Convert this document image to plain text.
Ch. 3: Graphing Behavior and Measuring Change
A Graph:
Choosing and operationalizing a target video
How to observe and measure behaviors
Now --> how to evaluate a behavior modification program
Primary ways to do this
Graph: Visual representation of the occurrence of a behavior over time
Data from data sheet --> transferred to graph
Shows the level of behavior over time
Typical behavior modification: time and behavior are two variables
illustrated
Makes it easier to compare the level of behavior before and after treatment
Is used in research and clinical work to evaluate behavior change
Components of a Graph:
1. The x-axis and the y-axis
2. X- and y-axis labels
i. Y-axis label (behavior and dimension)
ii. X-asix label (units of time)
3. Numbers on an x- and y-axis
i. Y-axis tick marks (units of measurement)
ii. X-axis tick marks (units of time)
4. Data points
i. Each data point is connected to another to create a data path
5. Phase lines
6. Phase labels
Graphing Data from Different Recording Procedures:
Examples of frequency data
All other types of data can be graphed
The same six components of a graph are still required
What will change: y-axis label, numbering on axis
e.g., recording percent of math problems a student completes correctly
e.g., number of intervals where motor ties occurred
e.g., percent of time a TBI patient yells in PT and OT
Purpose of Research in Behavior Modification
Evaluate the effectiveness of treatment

Task details — Go through the records above and retype each one exactly.

Task output —
Convert this document image to plain text.
Ch. 3: Graphing Behavior and Measuring Change
A Graph:
Choosing and operationalizing a target video
How to observe and measure behaviors
Now --> how to evaluate a behavior modification program
Primary ways to do this
Graph: Visual representation of the occurrence of a behavior over time
Data from data sheet --> transferred to graph
Shows the level of behavior over time
Typical behavior modification: time and behavior are two variables
illustrated
Makes it easier to compare the level of behavior before and after treatment
Is used in research and clinical work to evaluate behavior change
Components of a Graph:
1. The x-axis and the y-axis
2. X- and y-axis labels
i. Y-axis label (behavior and dimension)
ii. X-asix label (units of time)
3. Numbers on an x- and y-axis
i. Y-axis tick marks (units of measurement)
ii. X-axis tick marks (units of time)
4. Data points
i. Each data point is connected to another to create a data path
5. Phase lines
6. Phase labels
Graphing Data from Different Recording Procedures:
Examples of frequency data
All other types of data can be graphed
The same six components of a graph are still required
What will change: y-axis label, numbering on axis
e.g., recording percent of math problems a student completes correctly
e.g., number of intervals where motor ties occurred
e.g., percent of time a TBI patient yells in PT and OT
Purpose of Research in Behavior Modification
Evaluate the effectiveness of treatment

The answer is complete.